Problem: Retype the items word for word, from the first line through the line containing "1243, 957, 1274]", and include both of those lines.

Records to use:
━━━━━━━━━━━━━━━━━━━━━━━━━━━━━━
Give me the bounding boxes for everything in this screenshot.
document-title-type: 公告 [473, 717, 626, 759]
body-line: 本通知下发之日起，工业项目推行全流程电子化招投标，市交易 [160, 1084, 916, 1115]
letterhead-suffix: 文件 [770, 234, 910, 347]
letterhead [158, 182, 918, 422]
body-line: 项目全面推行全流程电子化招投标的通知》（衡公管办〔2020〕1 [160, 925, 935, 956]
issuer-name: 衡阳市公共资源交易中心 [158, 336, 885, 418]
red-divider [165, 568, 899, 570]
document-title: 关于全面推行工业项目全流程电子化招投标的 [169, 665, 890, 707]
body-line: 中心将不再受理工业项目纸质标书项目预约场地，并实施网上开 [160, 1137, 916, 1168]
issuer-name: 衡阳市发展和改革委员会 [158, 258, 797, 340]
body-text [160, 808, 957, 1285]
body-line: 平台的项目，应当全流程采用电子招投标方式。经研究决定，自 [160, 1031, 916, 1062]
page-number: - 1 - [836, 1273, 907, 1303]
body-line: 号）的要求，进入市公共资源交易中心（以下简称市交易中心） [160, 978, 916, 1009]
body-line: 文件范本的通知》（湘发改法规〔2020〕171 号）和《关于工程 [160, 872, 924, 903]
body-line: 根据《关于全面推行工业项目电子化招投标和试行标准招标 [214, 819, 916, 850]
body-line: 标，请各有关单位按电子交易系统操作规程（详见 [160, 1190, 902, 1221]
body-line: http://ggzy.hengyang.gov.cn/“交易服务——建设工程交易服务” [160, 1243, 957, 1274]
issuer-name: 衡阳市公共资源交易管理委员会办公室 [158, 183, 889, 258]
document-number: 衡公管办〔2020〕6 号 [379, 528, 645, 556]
━━━━━━━━━━━━━━━━━━━━━━━━━━━━━━
Response for this exercise:
Give me the bounding boxes for everything in this screenshot.
document-title-type: 公告 [473, 717, 626, 759]
body-line: 本通知下发之日起，工业项目推行全流程电子化招投标，市交易 [160, 1084, 916, 1115]
letterhead-suffix: 文件 [770, 234, 910, 347]
letterhead [158, 182, 918, 422]
body-line: 项目全面推行全流程电子化招投标的通知》（衡公管办〔2020〕1 [160, 925, 935, 956]
issuer-name: 衡阳市公共资源交易中心 [158, 336, 885, 418]
red-divider [165, 568, 899, 570]
document-title: 关于全面推行工业项目全流程电子化招投标的 [169, 665, 890, 707]
body-line: 中心将不再受理工业项目纸质标书项目预约场地，并实施网上开 [160, 1137, 916, 1168]
issuer-name: 衡阳市发展和改革委员会 [158, 258, 797, 340]
body-text [160, 808, 957, 1285]
body-line: 平台的项目，应当全流程采用电子招投标方式。经研究决定，自 [160, 1031, 916, 1062]
page-number: - 1 - [836, 1273, 907, 1303]
body-line: 号）的要求，进入市公共资源交易中心（以下简称市交易中心） [160, 978, 916, 1009]
body-line: 文件范本的通知》（湘发改法规〔2020〕171 号）和《关于工程 [160, 872, 924, 903]
body-line: 根据《关于全面推行工业项目电子化招投标和试行标准招标 [214, 819, 916, 850]
body-line: 标，请各有关单位按电子交易系统操作规程（详见 [160, 1190, 902, 1221]
body-line: http://ggzy.hengyang.gov.cn/“交易服务——建设工程交易服务” [160, 1243, 957, 1274]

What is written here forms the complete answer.